## RECORDS PROVIDED
________

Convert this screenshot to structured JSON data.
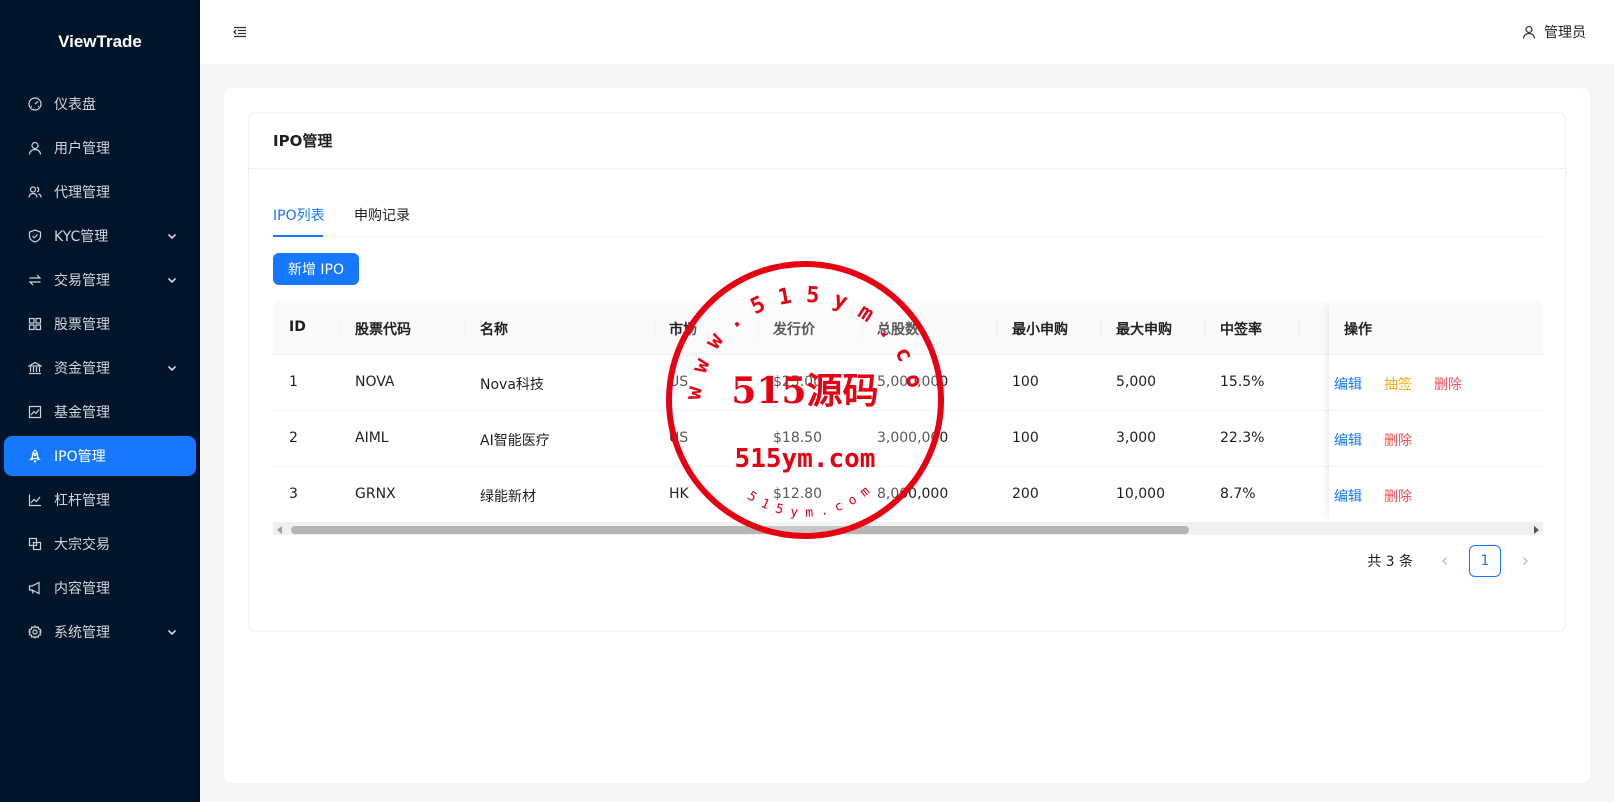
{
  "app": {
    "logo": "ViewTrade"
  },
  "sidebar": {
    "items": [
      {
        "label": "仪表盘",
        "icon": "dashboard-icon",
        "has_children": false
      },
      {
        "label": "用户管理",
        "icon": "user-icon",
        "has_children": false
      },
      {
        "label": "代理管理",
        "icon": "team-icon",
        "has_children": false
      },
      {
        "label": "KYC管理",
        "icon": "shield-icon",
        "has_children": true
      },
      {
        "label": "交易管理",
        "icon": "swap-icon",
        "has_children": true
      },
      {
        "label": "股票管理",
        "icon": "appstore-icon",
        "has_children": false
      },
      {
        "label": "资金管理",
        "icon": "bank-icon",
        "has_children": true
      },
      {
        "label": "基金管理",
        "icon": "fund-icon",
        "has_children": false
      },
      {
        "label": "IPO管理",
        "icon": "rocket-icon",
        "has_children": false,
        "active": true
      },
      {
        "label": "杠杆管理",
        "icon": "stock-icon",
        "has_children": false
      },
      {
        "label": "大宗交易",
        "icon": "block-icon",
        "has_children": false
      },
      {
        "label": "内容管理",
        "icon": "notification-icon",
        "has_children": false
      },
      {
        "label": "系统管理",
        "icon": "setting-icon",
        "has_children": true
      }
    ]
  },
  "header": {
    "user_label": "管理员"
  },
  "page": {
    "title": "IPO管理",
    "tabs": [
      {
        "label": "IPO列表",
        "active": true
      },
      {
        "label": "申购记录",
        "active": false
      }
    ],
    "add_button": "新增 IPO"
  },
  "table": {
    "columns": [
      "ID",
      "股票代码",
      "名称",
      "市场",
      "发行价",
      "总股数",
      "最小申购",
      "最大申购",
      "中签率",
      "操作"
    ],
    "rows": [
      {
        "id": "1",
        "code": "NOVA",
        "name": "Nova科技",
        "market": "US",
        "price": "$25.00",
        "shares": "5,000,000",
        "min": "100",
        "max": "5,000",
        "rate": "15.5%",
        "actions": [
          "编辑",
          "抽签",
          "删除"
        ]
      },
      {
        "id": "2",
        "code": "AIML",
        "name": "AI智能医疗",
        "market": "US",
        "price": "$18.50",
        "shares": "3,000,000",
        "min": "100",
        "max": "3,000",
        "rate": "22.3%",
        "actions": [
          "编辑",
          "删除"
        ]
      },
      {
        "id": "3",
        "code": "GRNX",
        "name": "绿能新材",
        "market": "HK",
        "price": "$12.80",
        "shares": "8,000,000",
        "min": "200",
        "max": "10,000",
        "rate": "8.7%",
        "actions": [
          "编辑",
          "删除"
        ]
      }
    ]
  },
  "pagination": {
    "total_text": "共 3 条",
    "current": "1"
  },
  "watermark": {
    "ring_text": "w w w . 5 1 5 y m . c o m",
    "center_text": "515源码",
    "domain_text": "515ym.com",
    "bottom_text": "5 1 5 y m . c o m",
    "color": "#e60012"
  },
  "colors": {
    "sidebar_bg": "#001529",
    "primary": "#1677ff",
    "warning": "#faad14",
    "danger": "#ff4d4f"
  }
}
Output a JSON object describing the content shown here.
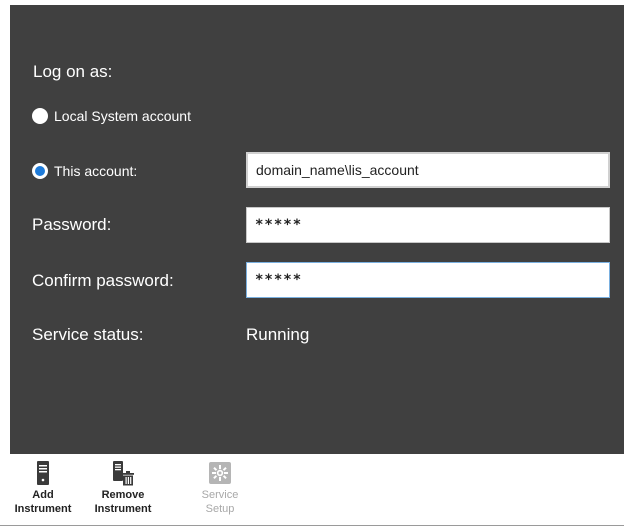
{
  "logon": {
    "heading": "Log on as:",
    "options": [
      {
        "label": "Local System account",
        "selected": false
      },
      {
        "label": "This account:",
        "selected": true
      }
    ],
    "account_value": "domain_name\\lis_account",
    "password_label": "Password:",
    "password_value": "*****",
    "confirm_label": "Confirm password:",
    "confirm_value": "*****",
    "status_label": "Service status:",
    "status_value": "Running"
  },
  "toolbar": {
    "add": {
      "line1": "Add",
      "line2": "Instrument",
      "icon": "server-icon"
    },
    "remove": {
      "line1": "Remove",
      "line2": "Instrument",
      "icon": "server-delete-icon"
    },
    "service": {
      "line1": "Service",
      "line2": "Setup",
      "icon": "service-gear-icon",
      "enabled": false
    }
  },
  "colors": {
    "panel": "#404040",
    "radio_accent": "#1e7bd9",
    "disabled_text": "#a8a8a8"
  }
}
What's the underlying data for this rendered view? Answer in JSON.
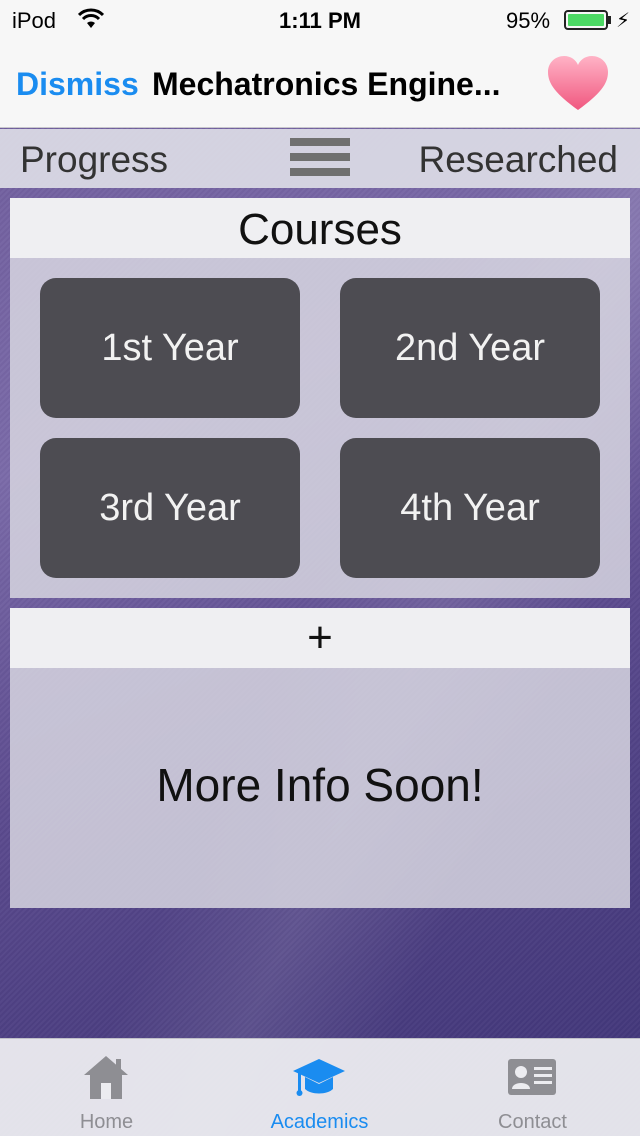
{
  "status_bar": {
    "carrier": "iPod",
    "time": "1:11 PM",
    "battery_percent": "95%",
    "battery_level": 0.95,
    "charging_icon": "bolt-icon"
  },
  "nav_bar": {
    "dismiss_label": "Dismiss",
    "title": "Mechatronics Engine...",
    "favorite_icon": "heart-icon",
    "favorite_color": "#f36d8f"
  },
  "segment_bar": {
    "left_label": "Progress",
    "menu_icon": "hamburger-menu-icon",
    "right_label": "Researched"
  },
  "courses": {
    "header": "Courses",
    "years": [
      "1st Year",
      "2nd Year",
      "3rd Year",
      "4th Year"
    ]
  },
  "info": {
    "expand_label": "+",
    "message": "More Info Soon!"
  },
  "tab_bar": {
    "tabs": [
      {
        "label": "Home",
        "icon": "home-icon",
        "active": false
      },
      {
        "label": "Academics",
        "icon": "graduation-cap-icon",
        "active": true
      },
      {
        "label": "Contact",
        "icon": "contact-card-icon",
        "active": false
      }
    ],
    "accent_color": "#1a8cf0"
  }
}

________

## TASK REQUIREMENTS
Copy every record character for character. Skip the pictures.

## THE COMPLETED TASK
Convert this screenshot to structured JSON data.
{
  "app": {
    "logo": "ViewTrade"
  },
  "sidebar": {
    "items": [
      {
        "label": "仪表盘",
        "icon": "dashboard-icon",
        "has_children": false
      },
      {
        "label": "用户管理",
        "icon": "user-icon",
        "has_children": false
      },
      {
        "label": "代理管理",
        "icon": "team-icon",
        "has_children": false
      },
      {
        "label": "KYC管理",
        "icon": "shield-icon",
        "has_children": true
      },
      {
        "label": "交易管理",
        "icon": "swap-icon",
        "has_children": true
      },
      {
        "label": "股票管理",
        "icon": "appstore-icon",
        "has_children": false
      },
      {
        "label": "资金管理",
        "icon": "bank-icon",
        "has_children": true
      },
      {
        "label": "基金管理",
        "icon": "fund-icon",
        "has_children": false
      },
      {
        "label": "IPO管理",
        "icon": "rocket-icon",
        "has_children": false,
        "active": true
      },
      {
        "label": "杠杆管理",
        "icon": "stock-icon",
        "has_children": false
      },
      {
        "label": "大宗交易",
        "icon": "block-icon",
        "has_children": false
      },
      {
        "label": "内容管理",
        "icon": "notification-icon",
        "has_children": false
      },
      {
        "label": "系统管理",
        "icon": "setting-icon",
        "has_children": true
      }
    ]
  },
  "header": {
    "user_label": "管理员"
  },
  "page": {
    "title": "IPO管理",
    "tabs": [
      {
        "label": "IPO列表",
        "active": true
      },
      {
        "label": "申购记录",
        "active": false
      }
    ],
    "add_button": "新增 IPO"
  },
  "table": {
    "columns": [
      "ID",
      "股票代码",
      "名称",
      "市场",
      "发行价",
      "总股数",
      "最小申购",
      "最大申购",
      "中签率",
      "操作"
    ],
    "rows": [
      {
        "id": "1",
        "code": "NOVA",
        "name": "Nova科技",
        "market": "US",
        "price": "$25.00",
        "shares": "5,000,000",
        "min": "100",
        "max": "5,000",
        "rate": "15.5%",
        "actions": [
          "编辑",
          "抽签",
          "删除"
        ]
      },
      {
        "id": "2",
        "code": "AIML",
        "name": "AI智能医疗",
        "market": "US",
        "price": "$18.50",
        "shares": "3,000,000",
        "min": "100",
        "max": "3,000",
        "rate": "22.3%",
        "actions": [
          "编辑",
          "删除"
        ]
      },
      {
        "id": "3",
        "code": "GRNX",
        "name": "绿能新材",
        "market": "HK",
        "price": "$12.80",
        "shares": "8,000,000",
        "min": "200",
        "max": "10,000",
        "rate": "8.7%",
        "actions": [
          "编辑",
          "删除"
        ]
      }
    ]
  },
  "pagination": {
    "total_text": "共 3 条",
    "current": "1"
  },
  "watermark": {
    "ring_text": "w w w . 5 1 5 y m . c o m",
    "center_text": "515源码",
    "domain_text": "515ym.com",
    "bottom_text": "5 1 5 y m . c o m",
    "color": "#e60012"
  },
  "colors": {
    "sidebar_bg": "#001529",
    "primary": "#1677ff",
    "warning": "#faad14",
    "danger": "#ff4d4f"
  }
}
Output a JSON object describing the content shown here.
{
  "logon": {
    "heading": "Log on as:",
    "options": [
      {
        "label": "Local System account",
        "selected": false
      },
      {
        "label": "This account:",
        "selected": true
      }
    ],
    "account_value": "domain_name\\lis_account",
    "password_label": "Password:",
    "password_value": "*****",
    "confirm_label": "Confirm password:",
    "confirm_value": "*****",
    "status_label": "Service status:",
    "status_value": "Running"
  },
  "toolbar": {
    "add": {
      "line1": "Add",
      "line2": "Instrument",
      "icon": "server-icon"
    },
    "remove": {
      "line1": "Remove",
      "line2": "Instrument",
      "icon": "server-delete-icon"
    },
    "service": {
      "line1": "Service",
      "line2": "Setup",
      "icon": "service-gear-icon",
      "enabled": false
    }
  },
  "colors": {
    "panel": "#404040",
    "radio_accent": "#1e7bd9",
    "disabled_text": "#a8a8a8"
  }
}
What's the underlying data for this rendered view? Answer in JSON.
{
  "status_bar": {
    "carrier": "iPod",
    "time": "1:11 PM",
    "battery_percent": "95%",
    "battery_level": 0.95,
    "charging_icon": "bolt-icon"
  },
  "nav_bar": {
    "dismiss_label": "Dismiss",
    "title": "Mechatronics Engine...",
    "favorite_icon": "heart-icon",
    "favorite_color": "#f36d8f"
  },
  "segment_bar": {
    "left_label": "Progress",
    "menu_icon": "hamburger-menu-icon",
    "right_label": "Researched"
  },
  "courses": {
    "header": "Courses",
    "years": [
      "1st Year",
      "2nd Year",
      "3rd Year",
      "4th Year"
    ]
  },
  "info": {
    "expand_label": "+",
    "message": "More Info Soon!"
  },
  "tab_bar": {
    "tabs": [
      {
        "label": "Home",
        "icon": "home-icon",
        "active": false
      },
      {
        "label": "Academics",
        "icon": "graduation-cap-icon",
        "active": true
      },
      {
        "label": "Contact",
        "icon": "contact-card-icon",
        "active": false
      }
    ],
    "accent_color": "#1a8cf0"
  }
}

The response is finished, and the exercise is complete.